### Brief
Make an exact copy of each entry, leaving out every picture.

Dataset records:
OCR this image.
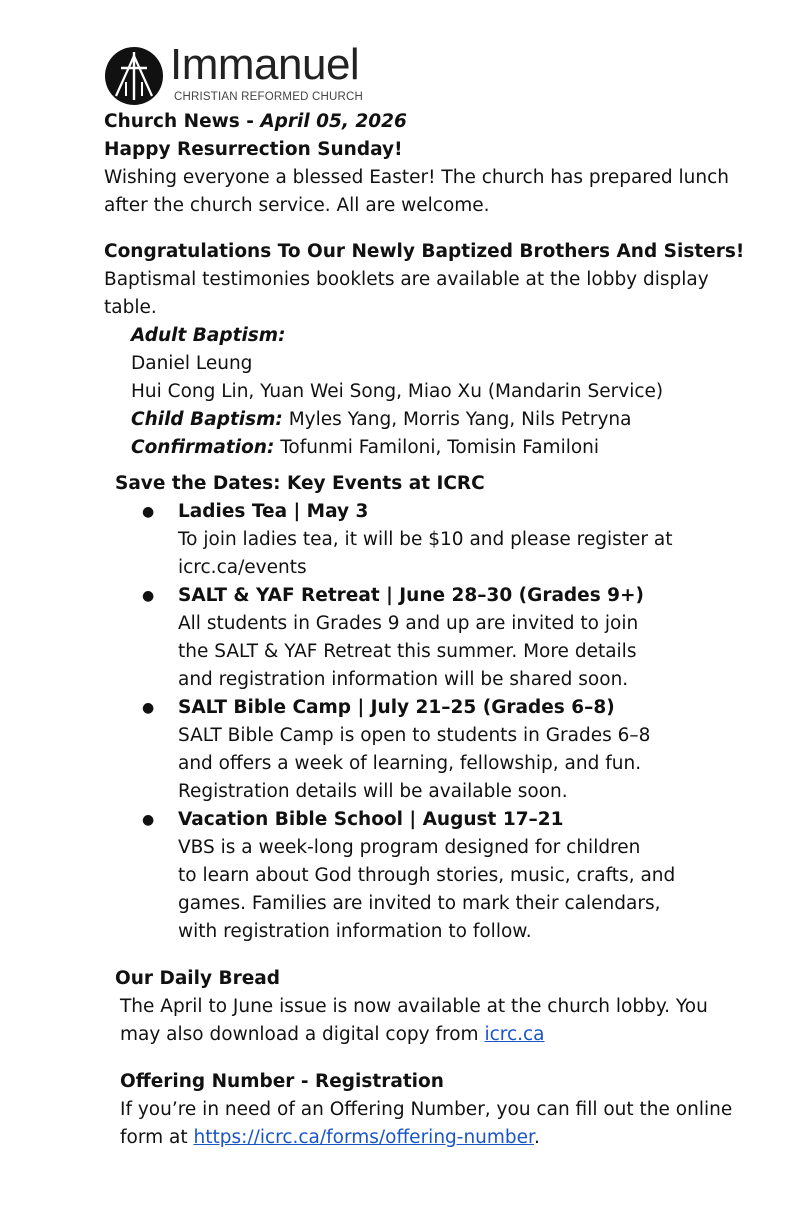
Immanuel
CHRISTIAN REFORMED CHURCH
Church News - April 05, 2026
Happy Resurrection Sunday!
Wishing everyone a blessed Easter! The church has prepared lunch
after the church service. All are welcome.
Congratulations To Our Newly Baptized Brothers And Sisters!
Baptismal testimonies booklets are available at the lobby display
table.
Adult Baptism:
Daniel Leung
Hui Cong Lin, Yuan Wei Song, Miao Xu (Mandarin Service)
Child Baptism: Myles Yang, Morris Yang, Nils Petryna
Confirmation: Tofunmi Familoni, Tomisin Familoni
Save the Dates: Key Events at ICRC
● Ladies Tea | May 3
To join ladies tea, it will be $10 and please register at
icrc.ca/events
● SALT & YAF Retreat | June 28–30 (Grades 9+)
All students in Grades 9 and up are invited to join
the SALT & YAF Retreat this summer. More details
and registration information will be shared soon.
● SALT Bible Camp | July 21–25 (Grades 6–8)
SALT Bible Camp is open to students in Grades 6–8
and offers a week of learning, fellowship, and fun.
Registration details will be available soon.
● Vacation Bible School | August 17–21
VBS is a week-long program designed for children
to learn about God through stories, music, crafts, and
games. Families are invited to mark their calendars,
with registration information to follow.
Our Daily Bread
The April to June issue is now available at the church lobby. You
may also download a digital copy from icrc.ca
Offering Number - Registration
If you’re in need of an Offering Number, you can fill out the online
form at https://icrc.ca/forms/offering-number.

### Output
OCR this image.
Immanuel
CHRISTIAN REFORMED CHURCH
Church News - April 05, 2026
Happy Resurrection Sunday!
Wishing everyone a blessed Easter! The church has prepared lunch
after the church service. All are welcome.
Congratulations To Our Newly Baptized Brothers And Sisters!
Baptismal testimonies booklets are available at the lobby display
table.
Adult Baptism:
Daniel Leung
Hui Cong Lin, Yuan Wei Song, Miao Xu (Mandarin Service)
Child Baptism: Myles Yang, Morris Yang, Nils Petryna
Confirmation: Tofunmi Familoni, Tomisin Familoni
Save the Dates: Key Events at ICRC
● Ladies Tea | May 3
To join ladies tea, it will be $10 and please register at
icrc.ca/events
● SALT & YAF Retreat | June 28–30 (Grades 9+)
All students in Grades 9 and up are invited to join
the SALT & YAF Retreat this summer. More details
and registration information will be shared soon.
● SALT Bible Camp | July 21–25 (Grades 6–8)
SALT Bible Camp is open to students in Grades 6–8
and offers a week of learning, fellowship, and fun.
Registration details will be available soon.
● Vacation Bible School | August 17–21
VBS is a week-long program designed for children
to learn about God through stories, music, crafts, and
games. Families are invited to mark their calendars,
with registration information to follow.
Our Daily Bread
The April to June issue is now available at the church lobby. You
may also download a digital copy from icrc.ca
Offering Number - Registration
If you’re in need of an Offering Number, you can fill out the online
form at https://icrc.ca/forms/offering-number.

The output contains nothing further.